Exercise goal:
Extract the whole listing as it stands. Do not include the pictures.

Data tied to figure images
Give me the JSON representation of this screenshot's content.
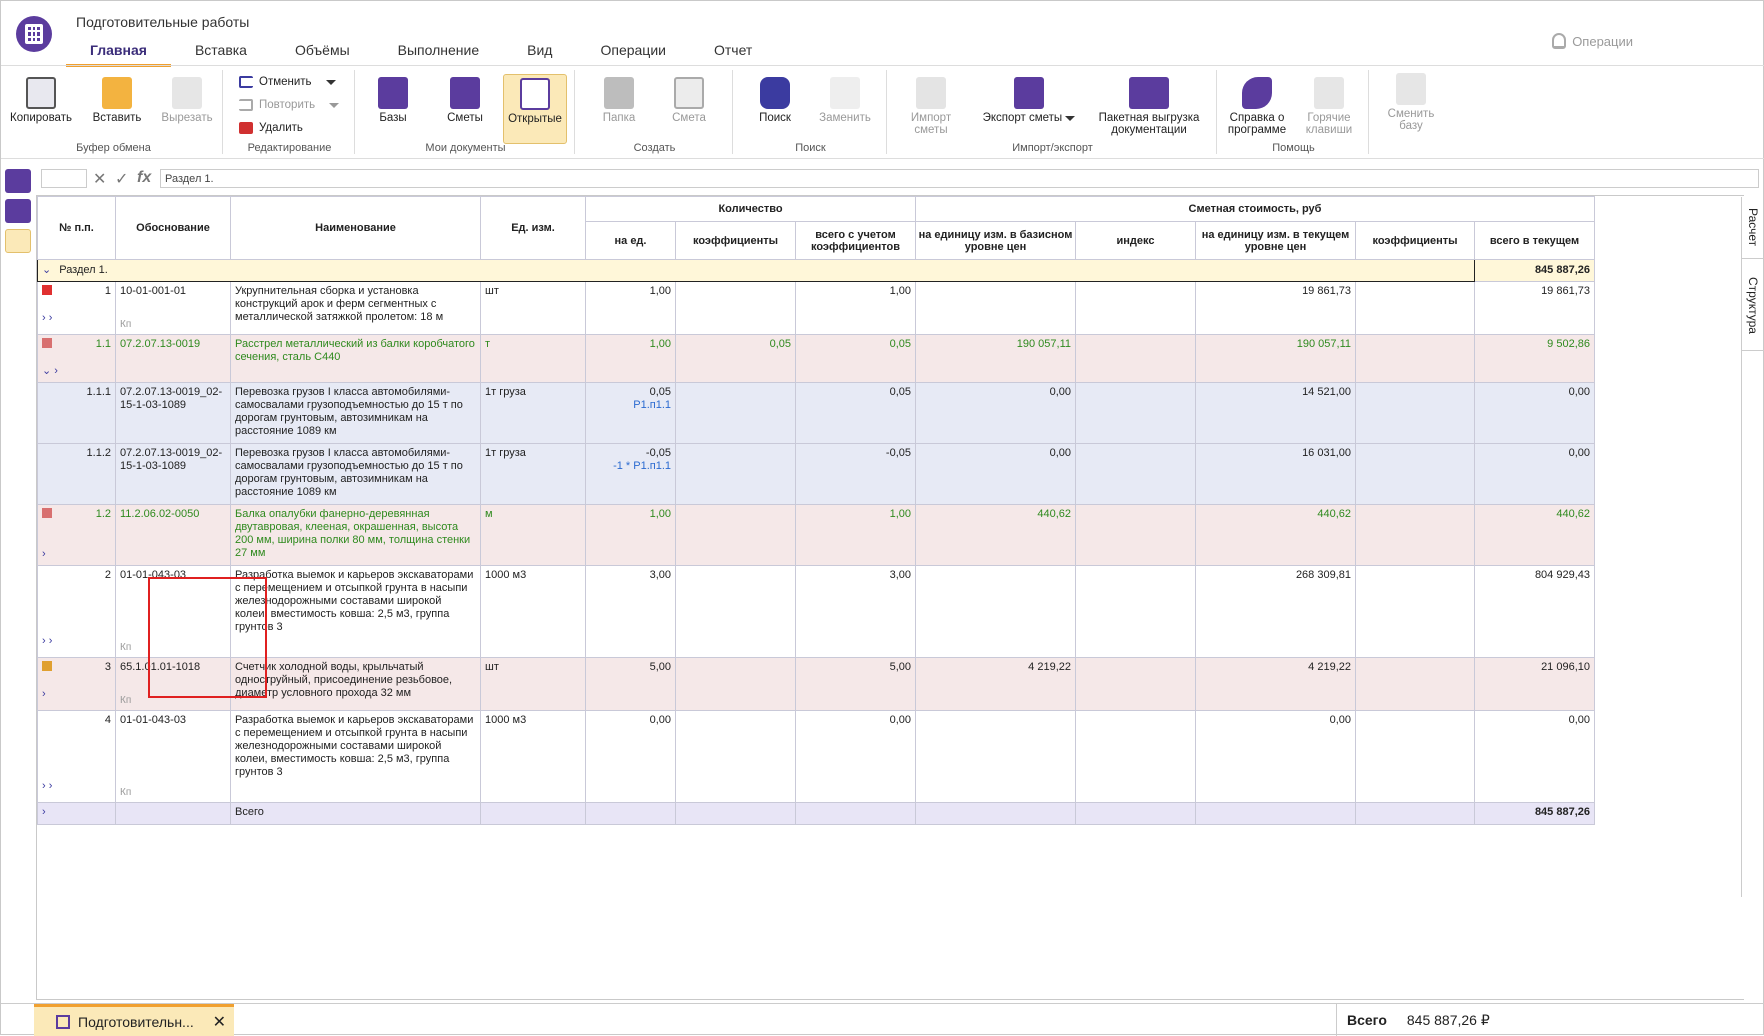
{
  "app": {
    "title": "Подготовительные работы",
    "operations": "Операции"
  },
  "tabs": [
    "Главная",
    "Вставка",
    "Объёмы",
    "Выполнение",
    "Вид",
    "Операции",
    "Отчет"
  ],
  "ribbon": {
    "clipboard": {
      "caption": "Буфер обмена",
      "copy": "Копировать",
      "paste": "Вставить",
      "cut": "Вырезать"
    },
    "editing": {
      "caption": "Редактирование",
      "undo": "Отменить",
      "redo": "Повторить",
      "delete": "Удалить"
    },
    "mydocs": {
      "caption": "Мои документы",
      "bases": "Базы",
      "estimates": "Сметы",
      "open": "Открытые"
    },
    "create": {
      "caption": "Создать",
      "folder": "Папка",
      "estimate": "Смета"
    },
    "search": {
      "caption": "Поиск",
      "find": "Поиск",
      "replace": "Заменить"
    },
    "io": {
      "caption": "Импорт/экспорт",
      "import": "Импорт сметы",
      "export": "Экспорт сметы",
      "batch": "Пакетная выгрузка документации"
    },
    "help": {
      "caption": "Помощь",
      "about": "Справка о программе",
      "hotkeys": "Горячие клавиши",
      "switch": "Сменить базу"
    }
  },
  "formula": {
    "value": "Раздел 1."
  },
  "side_tabs": [
    "Расчет",
    "Структура"
  ],
  "table": {
    "headers": {
      "num": "№ п.п.",
      "basis": "Обоснование",
      "name": "Наименование",
      "unit": "Ед. изм.",
      "qty": "Количество",
      "cost": "Сметная стоимость, руб",
      "per_unit": "на ед.",
      "coef": "коэффициенты",
      "total_coef": "всего с учетом коэффициентов",
      "base_unit": "на единицу изм. в базисном уровне цен",
      "index": "индекс",
      "cur_unit": "на единицу изм. в текущем уровне цен",
      "cost_coef": "коэффициенты",
      "total_cur": "всего в текущем"
    },
    "section": {
      "label": "Раздел 1.",
      "total": "845 887,26"
    },
    "rows": [
      {
        "num": "1",
        "basis": "10-01-001-01",
        "name": "Укрупнительная сборка и установка конструкций арок и ферм сегментных с металлической затяжкой пролетом: 18 м",
        "unit": "шт",
        "per_unit": "1,00",
        "per_unit2": "",
        "coef": "",
        "total_coef": "1,00",
        "base_unit": "",
        "index": "",
        "cur_unit": "19 861,73",
        "cost_coef": "",
        "total_cur": "19 861,73"
      },
      {
        "num": "1.1",
        "basis": "07.2.07.13-0019",
        "name": "Расстрел металлический из балки коробчатого сечения, сталь С440",
        "unit": "т",
        "per_unit": "1,00",
        "per_unit2": "",
        "coef": "0,05",
        "total_coef": "0,05",
        "base_unit": "190 057,11",
        "index": "",
        "cur_unit": "190 057,11",
        "cost_coef": "",
        "total_cur": "9 502,86"
      },
      {
        "num": "1.1.1",
        "basis": "07.2.07.13-0019_02-15-1-03-1089",
        "name": "Перевозка грузов I класса автомобилями-самосвалами грузоподъемностью до 15 т по дорогам грунтовым, автозимникам на расстояние 1089 км",
        "unit": "1т груза",
        "per_unit": "0,05",
        "per_unit2": "Р1.п1.1",
        "coef": "",
        "total_coef": "0,05",
        "base_unit": "0,00",
        "index": "",
        "cur_unit": "14 521,00",
        "cost_coef": "",
        "total_cur": "0,00"
      },
      {
        "num": "1.1.2",
        "basis": "07.2.07.13-0019_02-15-1-03-1089",
        "name": "Перевозка грузов I класса автомобилями-самосвалами грузоподъемностью до 15 т по дорогам грунтовым, автозимникам на расстояние 1089 км",
        "unit": "1т груза",
        "per_unit": "-0,05",
        "per_unit2": "-1 * Р1.п1.1",
        "coef": "",
        "total_coef": "-0,05",
        "base_unit": "0,00",
        "index": "",
        "cur_unit": "16 031,00",
        "cost_coef": "",
        "total_cur": "0,00"
      },
      {
        "num": "1.2",
        "basis": "11.2.06.02-0050",
        "name": "Балка опалубки фанерно-деревянная двутавровая, клееная, окрашенная, высота 200 мм, ширина полки 80 мм, толщина стенки 27 мм",
        "unit": "м",
        "per_unit": "1,00",
        "per_unit2": "",
        "coef": "",
        "total_coef": "1,00",
        "base_unit": "440,62",
        "index": "",
        "cur_unit": "440,62",
        "cost_coef": "",
        "total_cur": "440,62"
      },
      {
        "num": "2",
        "basis": "01-01-043-03",
        "name": "Разработка выемок и карьеров экскаваторами с перемещением и отсыпкой грунта в насыпи железнодорожными составами широкой колеи, вместимость ковша: 2,5 м3, группа грунтов 3",
        "unit": "1000 м3",
        "per_unit": "3,00",
        "per_unit2": "",
        "coef": "",
        "total_coef": "3,00",
        "base_unit": "",
        "index": "",
        "cur_unit": "268 309,81",
        "cost_coef": "",
        "total_cur": "804 929,43"
      },
      {
        "num": "3",
        "basis": "65.1.01.01-1018",
        "name": "Счетчик холодной воды, крыльчатый одноструйный, присоединение резьбовое, диаметр условного прохода 32 мм",
        "unit": "шт",
        "per_unit": "5,00",
        "per_unit2": "",
        "coef": "",
        "total_coef": "5,00",
        "base_unit": "4 219,22",
        "index": "",
        "cur_unit": "4 219,22",
        "cost_coef": "",
        "total_cur": "21 096,10"
      },
      {
        "num": "4",
        "basis": "01-01-043-03",
        "name": "Разработка выемок и карьеров экскаваторами с перемещением и отсыпкой грунта в насыпи железнодорожными составами широкой колеи, вместимость ковша: 2,5 м3, группа грунтов 3",
        "unit": "1000 м3",
        "per_unit": "0,00",
        "per_unit2": "",
        "coef": "",
        "total_coef": "0,00",
        "base_unit": "",
        "index": "",
        "cur_unit": "0,00",
        "cost_coef": "",
        "total_cur": "0,00"
      }
    ],
    "kp": "Кп",
    "footer": {
      "label": "Всего",
      "total": "845 887,26"
    }
  },
  "status": {
    "doc_tab": "Подготовительн...",
    "total_label": "Всего",
    "total_value": "845 887,26 ₽"
  },
  "colors": {
    "accent": "#f0a030",
    "brand": "#5b3c9e",
    "green_text": "#2f8a1e",
    "highlight": "#e02020"
  }
}
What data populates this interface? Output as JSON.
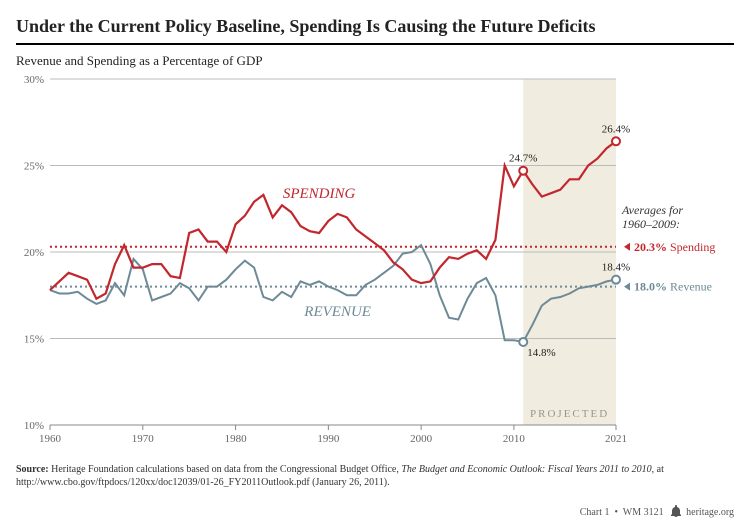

Result of the task:
Give me the JSON representation of this screenshot's content.
{
  "app": {
    "title": "Подготовительные работы",
    "operations": "Операции"
  },
  "tabs": [
    "Главная",
    "Вставка",
    "Объёмы",
    "Выполнение",
    "Вид",
    "Операции",
    "Отчет"
  ],
  "ribbon": {
    "clipboard": {
      "caption": "Буфер обмена",
      "copy": "Копировать",
      "paste": "Вставить",
      "cut": "Вырезать"
    },
    "editing": {
      "caption": "Редактирование",
      "undo": "Отменить",
      "redo": "Повторить",
      "delete": "Удалить"
    },
    "mydocs": {
      "caption": "Мои документы",
      "bases": "Базы",
      "estimates": "Сметы",
      "open": "Открытые"
    },
    "create": {
      "caption": "Создать",
      "folder": "Папка",
      "estimate": "Смета"
    },
    "search": {
      "caption": "Поиск",
      "find": "Поиск",
      "replace": "Заменить"
    },
    "io": {
      "caption": "Импорт/экспорт",
      "import": "Импорт сметы",
      "export": "Экспорт сметы",
      "batch": "Пакетная выгрузка документации"
    },
    "help": {
      "caption": "Помощь",
      "about": "Справка о программе",
      "hotkeys": "Горячие клавиши",
      "switch": "Сменить базу"
    }
  },
  "formula": {
    "value": "Раздел 1."
  },
  "side_tabs": [
    "Расчет",
    "Структура"
  ],
  "table": {
    "headers": {
      "num": "№ п.п.",
      "basis": "Обоснование",
      "name": "Наименование",
      "unit": "Ед. изм.",
      "qty": "Количество",
      "cost": "Сметная стоимость, руб",
      "per_unit": "на ед.",
      "coef": "коэффициенты",
      "total_coef": "всего с учетом коэффициентов",
      "base_unit": "на единицу изм. в базисном уровне цен",
      "index": "индекс",
      "cur_unit": "на единицу изм. в текущем уровне цен",
      "cost_coef": "коэффициенты",
      "total_cur": "всего в текущем"
    },
    "section": {
      "label": "Раздел 1.",
      "total": "845 887,26"
    },
    "rows": [
      {
        "num": "1",
        "basis": "10-01-001-01",
        "name": "Укрупнительная сборка и установка конструкций арок и ферм сегментных с металлической затяжкой пролетом: 18 м",
        "unit": "шт",
        "per_unit": "1,00",
        "per_unit2": "",
        "coef": "",
        "total_coef": "1,00",
        "base_unit": "",
        "index": "",
        "cur_unit": "19 861,73",
        "cost_coef": "",
        "total_cur": "19 861,73"
      },
      {
        "num": "1.1",
        "basis": "07.2.07.13-0019",
        "name": "Расстрел металлический из балки коробчатого сечения, сталь С440",
        "unit": "т",
        "per_unit": "1,00",
        "per_unit2": "",
        "coef": "0,05",
        "total_coef": "0,05",
        "base_unit": "190 057,11",
        "index": "",
        "cur_unit": "190 057,11",
        "cost_coef": "",
        "total_cur": "9 502,86"
      },
      {
        "num": "1.1.1",
        "basis": "07.2.07.13-0019_02-15-1-03-1089",
        "name": "Перевозка грузов I класса автомобилями-самосвалами грузоподъемностью до 15 т по дорогам грунтовым, автозимникам на расстояние 1089 км",
        "unit": "1т груза",
        "per_unit": "0,05",
        "per_unit2": "Р1.п1.1",
        "coef": "",
        "total_coef": "0,05",
        "base_unit": "0,00",
        "index": "",
        "cur_unit": "14 521,00",
        "cost_coef": "",
        "total_cur": "0,00"
      },
      {
        "num": "1.1.2",
        "basis": "07.2.07.13-0019_02-15-1-03-1089",
        "name": "Перевозка грузов I класса автомобилями-самосвалами грузоподъемностью до 15 т по дорогам грунтовым, автозимникам на расстояние 1089 км",
        "unit": "1т груза",
        "per_unit": "-0,05",
        "per_unit2": "-1 * Р1.п1.1",
        "coef": "",
        "total_coef": "-0,05",
        "base_unit": "0,00",
        "index": "",
        "cur_unit": "16 031,00",
        "cost_coef": "",
        "total_cur": "0,00"
      },
      {
        "num": "1.2",
        "basis": "11.2.06.02-0050",
        "name": "Балка опалубки фанерно-деревянная двутавровая, клееная, окрашенная, высота 200 мм, ширина полки 80 мм, толщина стенки 27 мм",
        "unit": "м",
        "per_unit": "1,00",
        "per_unit2": "",
        "coef": "",
        "total_coef": "1,00",
        "base_unit": "440,62",
        "index": "",
        "cur_unit": "440,62",
        "cost_coef": "",
        "total_cur": "440,62"
      },
      {
        "num": "2",
        "basis": "01-01-043-03",
        "name": "Разработка выемок и карьеров экскаваторами с перемещением и отсыпкой грунта в насыпи железнодорожными составами широкой колеи, вместимость ковша: 2,5 м3, группа грунтов 3",
        "unit": "1000 м3",
        "per_unit": "3,00",
        "per_unit2": "",
        "coef": "",
        "total_coef": "3,00",
        "base_unit": "",
        "index": "",
        "cur_unit": "268 309,81",
        "cost_coef": "",
        "total_cur": "804 929,43"
      },
      {
        "num": "3",
        "basis": "65.1.01.01-1018",
        "name": "Счетчик холодной воды, крыльчатый одноструйный, присоединение резьбовое, диаметр условного прохода 32 мм",
        "unit": "шт",
        "per_unit": "5,00",
        "per_unit2": "",
        "coef": "",
        "total_coef": "5,00",
        "base_unit": "4 219,22",
        "index": "",
        "cur_unit": "4 219,22",
        "cost_coef": "",
        "total_cur": "21 096,10"
      },
      {
        "num": "4",
        "basis": "01-01-043-03",
        "name": "Разработка выемок и карьеров экскаваторами с перемещением и отсыпкой грунта в насыпи железнодорожными составами широкой колеи, вместимость ковша: 2,5 м3, группа грунтов 3",
        "unit": "1000 м3",
        "per_unit": "0,00",
        "per_unit2": "",
        "coef": "",
        "total_coef": "0,00",
        "base_unit": "",
        "index": "",
        "cur_unit": "0,00",
        "cost_coef": "",
        "total_cur": "0,00"
      }
    ],
    "kp": "Кп",
    "footer": {
      "label": "Всего",
      "total": "845 887,26"
    }
  },
  "status": {
    "doc_tab": "Подготовительн...",
    "total_label": "Всего",
    "total_value": "845 887,26 ₽"
  },
  "colors": {
    "accent": "#f0a030",
    "brand": "#5b3c9e",
    "green_text": "#2f8a1e",
    "highlight": "#e02020"
  }
}
What data populates this interface? Output as JSON.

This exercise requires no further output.